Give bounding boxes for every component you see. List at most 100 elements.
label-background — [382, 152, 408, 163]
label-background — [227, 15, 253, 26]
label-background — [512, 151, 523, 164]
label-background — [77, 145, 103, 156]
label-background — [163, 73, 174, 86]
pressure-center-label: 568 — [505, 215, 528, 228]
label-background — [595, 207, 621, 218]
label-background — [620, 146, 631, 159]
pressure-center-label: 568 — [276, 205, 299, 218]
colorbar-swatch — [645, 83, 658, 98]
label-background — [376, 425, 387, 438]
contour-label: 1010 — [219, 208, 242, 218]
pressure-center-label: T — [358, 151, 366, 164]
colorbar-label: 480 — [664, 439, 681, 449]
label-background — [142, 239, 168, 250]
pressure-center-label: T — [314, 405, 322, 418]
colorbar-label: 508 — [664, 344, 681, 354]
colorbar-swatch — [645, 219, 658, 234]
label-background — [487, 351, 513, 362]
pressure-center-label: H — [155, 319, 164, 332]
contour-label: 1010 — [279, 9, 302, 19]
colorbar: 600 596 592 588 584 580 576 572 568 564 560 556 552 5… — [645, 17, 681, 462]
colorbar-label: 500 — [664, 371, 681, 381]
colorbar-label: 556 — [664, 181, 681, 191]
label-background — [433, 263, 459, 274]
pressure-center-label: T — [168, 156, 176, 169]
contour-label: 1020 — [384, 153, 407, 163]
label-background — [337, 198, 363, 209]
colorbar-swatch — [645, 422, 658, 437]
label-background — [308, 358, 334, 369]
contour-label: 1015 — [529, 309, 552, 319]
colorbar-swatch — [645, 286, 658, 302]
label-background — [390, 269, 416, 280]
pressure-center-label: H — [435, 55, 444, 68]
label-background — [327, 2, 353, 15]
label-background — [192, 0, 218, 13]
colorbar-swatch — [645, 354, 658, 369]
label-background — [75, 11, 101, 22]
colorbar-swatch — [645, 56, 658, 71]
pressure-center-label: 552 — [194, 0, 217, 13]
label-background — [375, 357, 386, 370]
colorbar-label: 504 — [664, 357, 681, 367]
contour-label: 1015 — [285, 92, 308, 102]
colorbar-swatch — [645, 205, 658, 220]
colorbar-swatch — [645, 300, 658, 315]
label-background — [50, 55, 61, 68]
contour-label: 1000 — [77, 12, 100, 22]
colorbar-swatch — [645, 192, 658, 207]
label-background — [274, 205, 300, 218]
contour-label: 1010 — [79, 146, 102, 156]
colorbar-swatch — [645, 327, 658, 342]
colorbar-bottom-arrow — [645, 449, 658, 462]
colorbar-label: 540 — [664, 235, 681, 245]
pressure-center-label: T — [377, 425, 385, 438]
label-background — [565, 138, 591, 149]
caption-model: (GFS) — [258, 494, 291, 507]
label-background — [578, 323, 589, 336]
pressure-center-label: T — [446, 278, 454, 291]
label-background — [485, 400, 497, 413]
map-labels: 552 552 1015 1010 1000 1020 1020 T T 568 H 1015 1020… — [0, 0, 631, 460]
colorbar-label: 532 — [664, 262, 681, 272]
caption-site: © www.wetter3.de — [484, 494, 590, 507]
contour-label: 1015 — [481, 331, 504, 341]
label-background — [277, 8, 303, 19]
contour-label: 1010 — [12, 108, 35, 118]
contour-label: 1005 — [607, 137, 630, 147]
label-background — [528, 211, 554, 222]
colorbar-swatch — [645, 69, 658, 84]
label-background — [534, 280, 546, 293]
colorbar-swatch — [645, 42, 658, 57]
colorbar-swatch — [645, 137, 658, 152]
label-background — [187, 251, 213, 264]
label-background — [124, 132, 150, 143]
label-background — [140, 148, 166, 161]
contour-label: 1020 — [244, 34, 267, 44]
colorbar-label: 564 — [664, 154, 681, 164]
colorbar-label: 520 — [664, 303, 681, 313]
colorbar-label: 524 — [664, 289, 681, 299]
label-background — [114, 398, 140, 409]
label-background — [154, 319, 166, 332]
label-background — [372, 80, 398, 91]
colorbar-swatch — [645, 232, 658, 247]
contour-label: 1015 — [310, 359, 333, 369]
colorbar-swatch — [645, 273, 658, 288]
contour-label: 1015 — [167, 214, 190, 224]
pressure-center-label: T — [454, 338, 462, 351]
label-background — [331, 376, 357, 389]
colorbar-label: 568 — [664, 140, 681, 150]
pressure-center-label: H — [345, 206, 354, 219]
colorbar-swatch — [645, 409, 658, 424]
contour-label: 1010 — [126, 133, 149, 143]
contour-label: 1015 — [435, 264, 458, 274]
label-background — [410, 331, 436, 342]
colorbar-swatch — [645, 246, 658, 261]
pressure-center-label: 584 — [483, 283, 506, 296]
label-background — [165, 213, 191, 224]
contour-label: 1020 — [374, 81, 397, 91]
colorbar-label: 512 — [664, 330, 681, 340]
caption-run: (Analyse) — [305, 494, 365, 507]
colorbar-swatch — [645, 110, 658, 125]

▸ **Prompt**
Please copy out every row above word for word, with nothing changed, added or left out.

▸ **Written reply**
Give bounding boxes for every component you see. List at most 100 elements.
label-background — [382, 152, 408, 163]
label-background — [227, 15, 253, 26]
label-background — [512, 151, 523, 164]
label-background — [77, 145, 103, 156]
label-background — [163, 73, 174, 86]
pressure-center-label: 568 — [505, 215, 528, 228]
label-background — [595, 207, 621, 218]
label-background — [620, 146, 631, 159]
pressure-center-label: 568 — [276, 205, 299, 218]
colorbar-swatch — [645, 83, 658, 98]
label-background — [376, 425, 387, 438]
contour-label: 1010 — [219, 208, 242, 218]
pressure-center-label: T — [358, 151, 366, 164]
colorbar-label: 480 — [664, 439, 681, 449]
label-background — [142, 239, 168, 250]
pressure-center-label: T — [314, 405, 322, 418]
colorbar-label: 508 — [664, 344, 681, 354]
colorbar-swatch — [645, 219, 658, 234]
label-background — [487, 351, 513, 362]
pressure-center-label: H — [155, 319, 164, 332]
contour-label: 1010 — [279, 9, 302, 19]
colorbar: 600 596 592 588 584 580 576 572 568 564 560 556 552 5… — [645, 17, 681, 462]
colorbar-label: 500 — [664, 371, 681, 381]
colorbar-label: 556 — [664, 181, 681, 191]
label-background — [433, 263, 459, 274]
pressure-center-label: T — [168, 156, 176, 169]
contour-label: 1020 — [384, 153, 407, 163]
label-background — [337, 198, 363, 209]
colorbar-swatch — [645, 422, 658, 437]
label-background — [308, 358, 334, 369]
contour-label: 1015 — [529, 309, 552, 319]
colorbar-swatch — [645, 286, 658, 302]
label-background — [390, 269, 416, 280]
pressure-center-label: H — [435, 55, 444, 68]
label-background — [327, 2, 353, 15]
label-background — [192, 0, 218, 13]
colorbar-swatch — [645, 354, 658, 369]
label-background — [75, 11, 101, 22]
colorbar-swatch — [645, 56, 658, 71]
pressure-center-label: 552 — [194, 0, 217, 13]
label-background — [375, 357, 386, 370]
colorbar-label: 504 — [664, 357, 681, 367]
contour-label: 1015 — [285, 92, 308, 102]
colorbar-swatch — [645, 205, 658, 220]
colorbar-swatch — [645, 300, 658, 315]
label-background — [50, 55, 61, 68]
contour-label: 1000 — [77, 12, 100, 22]
colorbar-swatch — [645, 192, 658, 207]
label-background — [274, 205, 300, 218]
contour-label: 1010 — [79, 146, 102, 156]
colorbar-swatch — [645, 327, 658, 342]
colorbar-bottom-arrow — [645, 449, 658, 462]
colorbar-label: 540 — [664, 235, 681, 245]
pressure-center-label: T — [377, 425, 385, 438]
label-background — [565, 138, 591, 149]
caption-model: (GFS) — [258, 494, 291, 507]
label-background — [578, 323, 589, 336]
pressure-center-label: T — [446, 278, 454, 291]
label-background — [485, 400, 497, 413]
map-labels: 552 552 1015 1010 1000 1020 1020 T T 568 H 1015 1020… — [0, 0, 631, 460]
colorbar-label: 532 — [664, 262, 681, 272]
caption-site: © www.wetter3.de — [484, 494, 590, 507]
contour-label: 1015 — [481, 331, 504, 341]
label-background — [277, 8, 303, 19]
contour-label: 1010 — [12, 108, 35, 118]
contour-label: 1005 — [607, 137, 630, 147]
label-background — [528, 211, 554, 222]
colorbar-swatch — [645, 69, 658, 84]
label-background — [534, 280, 546, 293]
colorbar-swatch — [645, 42, 658, 57]
colorbar-swatch — [645, 137, 658, 152]
label-background — [187, 251, 213, 264]
label-background — [124, 132, 150, 143]
label-background — [140, 148, 166, 161]
contour-label: 1020 — [244, 34, 267, 44]
colorbar-label: 564 — [664, 154, 681, 164]
colorbar-label: 520 — [664, 303, 681, 313]
colorbar-label: 524 — [664, 289, 681, 299]
label-background — [114, 398, 140, 409]
label-background — [154, 319, 166, 332]
label-background — [372, 80, 398, 91]
colorbar-swatch — [645, 232, 658, 247]
contour-label: 1015 — [310, 359, 333, 369]
colorbar-swatch — [645, 273, 658, 288]
contour-label: 1015 — [167, 214, 190, 224]
pressure-center-label: T — [454, 338, 462, 351]
label-background — [331, 376, 357, 389]
colorbar-label: 568 — [664, 140, 681, 150]
pressure-center-label: H — [345, 206, 354, 219]
colorbar-swatch — [645, 409, 658, 424]
contour-label: 1010 — [126, 133, 149, 143]
contour-label: 1015 — [435, 264, 458, 274]
label-background — [410, 331, 436, 342]
colorbar-swatch — [645, 246, 658, 261]
pressure-center-label: 584 — [483, 283, 506, 296]
label-background — [165, 213, 191, 224]
contour-label: 1020 — [374, 81, 397, 91]
colorbar-label: 512 — [664, 330, 681, 340]
caption-run: (Analyse) — [305, 494, 365, 507]
colorbar-swatch — [645, 110, 658, 125]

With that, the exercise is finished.